Stored records

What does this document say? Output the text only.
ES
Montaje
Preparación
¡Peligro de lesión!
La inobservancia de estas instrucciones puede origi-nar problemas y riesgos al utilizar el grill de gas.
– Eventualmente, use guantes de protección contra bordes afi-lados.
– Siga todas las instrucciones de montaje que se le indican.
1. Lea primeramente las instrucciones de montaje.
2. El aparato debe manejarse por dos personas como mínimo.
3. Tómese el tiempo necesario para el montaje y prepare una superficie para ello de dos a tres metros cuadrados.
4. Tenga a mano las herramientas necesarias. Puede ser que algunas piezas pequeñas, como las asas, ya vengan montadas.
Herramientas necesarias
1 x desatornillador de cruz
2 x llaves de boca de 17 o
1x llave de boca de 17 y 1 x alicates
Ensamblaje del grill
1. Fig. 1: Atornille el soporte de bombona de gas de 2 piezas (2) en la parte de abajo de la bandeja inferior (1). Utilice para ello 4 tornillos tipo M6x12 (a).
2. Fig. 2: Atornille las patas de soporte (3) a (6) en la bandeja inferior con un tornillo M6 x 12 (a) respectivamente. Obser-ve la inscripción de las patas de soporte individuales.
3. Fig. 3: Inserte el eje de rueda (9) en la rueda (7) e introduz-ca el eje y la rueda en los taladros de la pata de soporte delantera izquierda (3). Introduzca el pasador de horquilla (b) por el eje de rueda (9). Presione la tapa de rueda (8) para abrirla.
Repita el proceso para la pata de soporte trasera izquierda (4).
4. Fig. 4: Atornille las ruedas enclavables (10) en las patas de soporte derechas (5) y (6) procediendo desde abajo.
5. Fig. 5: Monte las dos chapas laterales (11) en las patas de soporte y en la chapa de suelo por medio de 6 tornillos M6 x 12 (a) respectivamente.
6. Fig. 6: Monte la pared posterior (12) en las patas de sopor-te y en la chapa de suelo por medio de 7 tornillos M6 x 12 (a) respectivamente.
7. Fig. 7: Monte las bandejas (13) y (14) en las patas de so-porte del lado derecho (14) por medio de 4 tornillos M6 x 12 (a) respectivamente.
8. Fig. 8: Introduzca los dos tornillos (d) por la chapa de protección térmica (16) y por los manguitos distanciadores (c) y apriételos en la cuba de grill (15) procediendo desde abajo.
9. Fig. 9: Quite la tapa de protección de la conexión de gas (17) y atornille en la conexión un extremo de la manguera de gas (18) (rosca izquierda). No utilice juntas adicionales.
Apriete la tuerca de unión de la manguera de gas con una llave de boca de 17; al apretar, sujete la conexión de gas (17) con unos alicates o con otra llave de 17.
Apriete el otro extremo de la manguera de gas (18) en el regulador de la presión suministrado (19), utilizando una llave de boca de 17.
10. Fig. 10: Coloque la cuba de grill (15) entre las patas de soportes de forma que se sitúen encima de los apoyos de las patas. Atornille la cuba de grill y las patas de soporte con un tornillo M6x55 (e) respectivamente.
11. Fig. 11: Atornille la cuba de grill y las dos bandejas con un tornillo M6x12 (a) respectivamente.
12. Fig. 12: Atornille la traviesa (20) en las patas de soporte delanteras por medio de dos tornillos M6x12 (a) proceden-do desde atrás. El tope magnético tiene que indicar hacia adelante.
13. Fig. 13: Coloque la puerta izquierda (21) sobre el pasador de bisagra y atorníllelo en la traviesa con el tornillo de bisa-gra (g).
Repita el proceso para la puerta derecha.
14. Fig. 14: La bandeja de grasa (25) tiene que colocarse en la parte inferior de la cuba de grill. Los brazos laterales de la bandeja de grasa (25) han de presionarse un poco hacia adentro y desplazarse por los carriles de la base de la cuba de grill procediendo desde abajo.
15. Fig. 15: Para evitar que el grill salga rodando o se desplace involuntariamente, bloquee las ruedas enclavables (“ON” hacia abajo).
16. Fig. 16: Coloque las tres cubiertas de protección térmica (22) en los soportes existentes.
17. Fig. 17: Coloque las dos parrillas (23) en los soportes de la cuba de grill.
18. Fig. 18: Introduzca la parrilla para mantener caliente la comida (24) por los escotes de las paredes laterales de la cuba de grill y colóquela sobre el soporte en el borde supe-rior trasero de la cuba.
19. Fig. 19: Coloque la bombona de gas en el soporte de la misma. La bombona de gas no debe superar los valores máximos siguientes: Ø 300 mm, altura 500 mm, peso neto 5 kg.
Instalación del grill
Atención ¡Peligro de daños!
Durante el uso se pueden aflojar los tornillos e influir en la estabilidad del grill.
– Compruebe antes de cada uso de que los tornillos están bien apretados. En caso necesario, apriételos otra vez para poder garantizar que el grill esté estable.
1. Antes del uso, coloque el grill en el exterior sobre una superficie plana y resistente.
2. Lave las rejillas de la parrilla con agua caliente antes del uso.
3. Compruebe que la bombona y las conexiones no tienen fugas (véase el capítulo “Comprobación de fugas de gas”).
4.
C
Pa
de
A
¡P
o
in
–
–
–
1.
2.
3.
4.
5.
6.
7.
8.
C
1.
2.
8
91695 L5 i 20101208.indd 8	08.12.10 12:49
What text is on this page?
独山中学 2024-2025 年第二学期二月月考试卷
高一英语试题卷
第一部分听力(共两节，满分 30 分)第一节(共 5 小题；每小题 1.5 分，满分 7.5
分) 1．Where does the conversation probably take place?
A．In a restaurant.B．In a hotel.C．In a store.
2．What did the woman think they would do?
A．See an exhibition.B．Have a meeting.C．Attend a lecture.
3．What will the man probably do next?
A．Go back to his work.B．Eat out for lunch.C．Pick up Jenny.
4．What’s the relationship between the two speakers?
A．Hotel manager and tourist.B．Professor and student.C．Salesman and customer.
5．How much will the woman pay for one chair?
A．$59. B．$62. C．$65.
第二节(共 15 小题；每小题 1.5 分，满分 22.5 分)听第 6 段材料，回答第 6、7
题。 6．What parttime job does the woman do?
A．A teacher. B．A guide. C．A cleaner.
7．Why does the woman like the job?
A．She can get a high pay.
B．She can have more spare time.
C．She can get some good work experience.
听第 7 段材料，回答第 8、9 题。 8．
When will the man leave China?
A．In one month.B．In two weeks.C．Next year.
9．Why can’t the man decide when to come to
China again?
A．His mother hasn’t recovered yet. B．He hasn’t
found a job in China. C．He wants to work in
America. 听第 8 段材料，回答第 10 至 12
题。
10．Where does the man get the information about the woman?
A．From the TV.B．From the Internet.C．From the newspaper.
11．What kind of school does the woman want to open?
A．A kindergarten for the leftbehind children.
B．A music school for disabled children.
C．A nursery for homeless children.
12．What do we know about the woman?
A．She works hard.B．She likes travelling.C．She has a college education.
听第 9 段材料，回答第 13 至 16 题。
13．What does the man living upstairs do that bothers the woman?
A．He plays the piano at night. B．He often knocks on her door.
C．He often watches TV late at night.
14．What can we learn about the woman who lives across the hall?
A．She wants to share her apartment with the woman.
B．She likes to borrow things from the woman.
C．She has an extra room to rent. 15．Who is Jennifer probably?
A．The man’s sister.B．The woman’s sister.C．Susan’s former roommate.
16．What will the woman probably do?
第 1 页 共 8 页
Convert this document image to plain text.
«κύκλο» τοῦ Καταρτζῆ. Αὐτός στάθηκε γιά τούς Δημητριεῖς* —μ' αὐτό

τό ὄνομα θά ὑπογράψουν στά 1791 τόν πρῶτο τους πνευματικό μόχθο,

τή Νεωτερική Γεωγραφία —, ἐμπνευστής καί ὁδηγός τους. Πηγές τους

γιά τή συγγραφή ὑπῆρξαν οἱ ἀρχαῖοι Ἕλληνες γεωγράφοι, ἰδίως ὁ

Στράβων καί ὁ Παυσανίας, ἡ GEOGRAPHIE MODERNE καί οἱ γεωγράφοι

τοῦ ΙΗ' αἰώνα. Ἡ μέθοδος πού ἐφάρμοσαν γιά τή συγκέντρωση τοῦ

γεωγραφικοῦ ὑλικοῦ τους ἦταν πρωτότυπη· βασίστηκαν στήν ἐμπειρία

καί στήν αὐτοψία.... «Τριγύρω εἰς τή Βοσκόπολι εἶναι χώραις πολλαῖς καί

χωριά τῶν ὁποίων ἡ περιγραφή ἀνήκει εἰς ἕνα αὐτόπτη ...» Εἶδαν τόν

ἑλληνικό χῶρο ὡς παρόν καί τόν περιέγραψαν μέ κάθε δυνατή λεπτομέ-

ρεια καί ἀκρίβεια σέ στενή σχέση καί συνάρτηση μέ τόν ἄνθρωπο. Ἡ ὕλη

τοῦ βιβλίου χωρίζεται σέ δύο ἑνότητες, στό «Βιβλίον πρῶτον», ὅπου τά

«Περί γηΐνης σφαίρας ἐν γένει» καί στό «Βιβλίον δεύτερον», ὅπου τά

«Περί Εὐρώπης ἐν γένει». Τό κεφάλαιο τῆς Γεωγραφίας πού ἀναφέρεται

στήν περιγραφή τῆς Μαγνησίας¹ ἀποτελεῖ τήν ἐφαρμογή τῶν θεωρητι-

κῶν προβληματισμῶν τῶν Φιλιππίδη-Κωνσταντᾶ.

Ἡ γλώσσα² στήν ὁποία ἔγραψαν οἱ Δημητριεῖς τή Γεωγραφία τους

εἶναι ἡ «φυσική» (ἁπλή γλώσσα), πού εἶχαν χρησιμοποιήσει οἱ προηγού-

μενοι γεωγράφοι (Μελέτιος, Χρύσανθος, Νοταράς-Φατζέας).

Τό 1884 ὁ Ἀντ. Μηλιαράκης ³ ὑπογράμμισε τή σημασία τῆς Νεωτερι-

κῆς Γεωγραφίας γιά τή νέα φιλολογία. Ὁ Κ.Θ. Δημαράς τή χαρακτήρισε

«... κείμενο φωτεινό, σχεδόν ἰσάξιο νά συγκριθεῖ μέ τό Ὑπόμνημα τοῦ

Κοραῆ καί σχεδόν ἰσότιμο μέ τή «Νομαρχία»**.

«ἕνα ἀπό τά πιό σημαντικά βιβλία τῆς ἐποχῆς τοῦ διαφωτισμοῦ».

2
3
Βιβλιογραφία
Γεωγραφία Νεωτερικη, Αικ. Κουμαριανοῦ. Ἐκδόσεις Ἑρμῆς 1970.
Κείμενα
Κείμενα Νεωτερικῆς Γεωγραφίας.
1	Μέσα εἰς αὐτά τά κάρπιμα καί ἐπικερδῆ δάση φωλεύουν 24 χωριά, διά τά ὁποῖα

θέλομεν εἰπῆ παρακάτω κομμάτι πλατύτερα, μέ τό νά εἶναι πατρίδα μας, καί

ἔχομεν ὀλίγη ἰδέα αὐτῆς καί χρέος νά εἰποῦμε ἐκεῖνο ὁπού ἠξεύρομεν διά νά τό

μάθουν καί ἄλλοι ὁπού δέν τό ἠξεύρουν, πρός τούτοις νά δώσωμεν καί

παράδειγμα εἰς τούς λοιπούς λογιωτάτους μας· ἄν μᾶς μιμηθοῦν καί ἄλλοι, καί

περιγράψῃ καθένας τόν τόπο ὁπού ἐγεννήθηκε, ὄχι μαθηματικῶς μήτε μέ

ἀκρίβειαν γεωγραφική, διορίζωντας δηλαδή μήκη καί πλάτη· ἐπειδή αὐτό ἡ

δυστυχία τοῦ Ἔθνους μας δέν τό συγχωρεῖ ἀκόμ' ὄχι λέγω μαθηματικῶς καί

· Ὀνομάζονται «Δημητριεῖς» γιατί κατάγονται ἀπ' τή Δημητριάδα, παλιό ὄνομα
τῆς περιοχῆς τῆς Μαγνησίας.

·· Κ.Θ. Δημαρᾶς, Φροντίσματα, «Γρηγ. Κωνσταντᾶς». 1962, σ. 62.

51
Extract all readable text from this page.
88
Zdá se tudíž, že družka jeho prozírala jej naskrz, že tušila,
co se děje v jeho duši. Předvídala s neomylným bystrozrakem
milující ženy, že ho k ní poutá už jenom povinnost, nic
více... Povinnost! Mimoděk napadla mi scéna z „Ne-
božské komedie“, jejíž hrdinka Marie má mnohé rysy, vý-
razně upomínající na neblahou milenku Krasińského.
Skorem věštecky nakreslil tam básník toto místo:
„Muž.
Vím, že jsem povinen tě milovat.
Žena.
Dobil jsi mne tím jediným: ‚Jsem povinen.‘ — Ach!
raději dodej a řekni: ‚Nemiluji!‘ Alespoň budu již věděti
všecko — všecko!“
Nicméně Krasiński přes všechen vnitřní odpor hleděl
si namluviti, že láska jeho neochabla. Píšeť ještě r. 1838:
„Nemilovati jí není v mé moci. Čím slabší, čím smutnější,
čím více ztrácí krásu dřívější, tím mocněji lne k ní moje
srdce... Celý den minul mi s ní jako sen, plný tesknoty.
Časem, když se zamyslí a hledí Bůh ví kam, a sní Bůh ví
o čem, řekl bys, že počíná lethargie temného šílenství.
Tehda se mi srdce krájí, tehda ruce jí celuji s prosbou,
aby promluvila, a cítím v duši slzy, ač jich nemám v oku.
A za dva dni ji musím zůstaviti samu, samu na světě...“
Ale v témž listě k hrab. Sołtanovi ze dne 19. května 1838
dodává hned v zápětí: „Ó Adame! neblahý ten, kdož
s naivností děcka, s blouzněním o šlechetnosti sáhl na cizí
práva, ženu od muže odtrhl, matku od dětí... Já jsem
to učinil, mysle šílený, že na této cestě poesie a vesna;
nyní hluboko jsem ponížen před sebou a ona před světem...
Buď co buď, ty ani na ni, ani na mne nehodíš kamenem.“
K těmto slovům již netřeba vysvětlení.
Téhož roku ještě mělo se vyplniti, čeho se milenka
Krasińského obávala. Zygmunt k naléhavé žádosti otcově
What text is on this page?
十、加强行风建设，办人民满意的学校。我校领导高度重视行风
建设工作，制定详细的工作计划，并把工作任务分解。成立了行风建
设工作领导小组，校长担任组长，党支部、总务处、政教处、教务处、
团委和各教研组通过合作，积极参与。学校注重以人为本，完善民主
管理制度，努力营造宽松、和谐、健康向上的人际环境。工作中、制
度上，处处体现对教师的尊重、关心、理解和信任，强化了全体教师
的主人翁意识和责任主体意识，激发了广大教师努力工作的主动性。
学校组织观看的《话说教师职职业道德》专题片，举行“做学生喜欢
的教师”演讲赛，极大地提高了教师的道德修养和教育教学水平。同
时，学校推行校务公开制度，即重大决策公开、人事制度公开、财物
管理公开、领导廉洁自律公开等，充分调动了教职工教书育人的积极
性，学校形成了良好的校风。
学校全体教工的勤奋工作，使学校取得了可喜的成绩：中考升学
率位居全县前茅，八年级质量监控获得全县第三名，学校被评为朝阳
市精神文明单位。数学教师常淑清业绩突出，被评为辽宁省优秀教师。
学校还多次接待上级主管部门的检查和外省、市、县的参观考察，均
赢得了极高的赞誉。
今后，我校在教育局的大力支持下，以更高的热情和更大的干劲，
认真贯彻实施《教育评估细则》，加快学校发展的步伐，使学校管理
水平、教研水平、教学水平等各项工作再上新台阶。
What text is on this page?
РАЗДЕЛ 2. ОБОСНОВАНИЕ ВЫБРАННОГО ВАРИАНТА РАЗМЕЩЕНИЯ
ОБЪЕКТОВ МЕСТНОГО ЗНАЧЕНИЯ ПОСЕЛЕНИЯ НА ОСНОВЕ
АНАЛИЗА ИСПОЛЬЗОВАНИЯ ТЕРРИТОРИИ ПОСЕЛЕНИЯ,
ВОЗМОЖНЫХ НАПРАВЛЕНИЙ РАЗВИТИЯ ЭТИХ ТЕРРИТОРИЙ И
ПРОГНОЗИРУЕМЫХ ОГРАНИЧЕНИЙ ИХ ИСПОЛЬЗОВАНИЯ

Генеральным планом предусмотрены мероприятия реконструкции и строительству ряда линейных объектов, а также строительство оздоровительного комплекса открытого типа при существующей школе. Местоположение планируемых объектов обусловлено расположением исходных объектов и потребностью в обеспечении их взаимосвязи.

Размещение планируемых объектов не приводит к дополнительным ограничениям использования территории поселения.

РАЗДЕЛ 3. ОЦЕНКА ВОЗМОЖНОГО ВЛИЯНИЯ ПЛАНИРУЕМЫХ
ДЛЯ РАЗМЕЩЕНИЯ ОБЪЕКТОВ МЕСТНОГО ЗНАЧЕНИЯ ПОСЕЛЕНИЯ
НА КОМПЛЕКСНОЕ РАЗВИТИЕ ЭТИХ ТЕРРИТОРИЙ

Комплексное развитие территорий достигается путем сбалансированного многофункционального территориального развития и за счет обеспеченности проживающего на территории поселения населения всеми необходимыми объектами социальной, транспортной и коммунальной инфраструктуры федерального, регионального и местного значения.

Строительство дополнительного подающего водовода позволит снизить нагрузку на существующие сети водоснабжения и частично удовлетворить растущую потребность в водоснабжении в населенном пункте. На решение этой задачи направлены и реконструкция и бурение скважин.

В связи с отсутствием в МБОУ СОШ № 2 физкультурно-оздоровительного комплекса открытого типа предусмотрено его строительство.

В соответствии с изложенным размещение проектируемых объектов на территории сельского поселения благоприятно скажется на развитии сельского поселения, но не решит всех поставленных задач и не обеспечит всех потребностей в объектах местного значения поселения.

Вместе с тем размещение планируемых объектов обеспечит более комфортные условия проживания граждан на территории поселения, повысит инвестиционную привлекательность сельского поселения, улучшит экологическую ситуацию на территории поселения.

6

* Exercise details: Of the lines in the entries above, how many include "alicates"? Only the number should be given.

* Reply: 2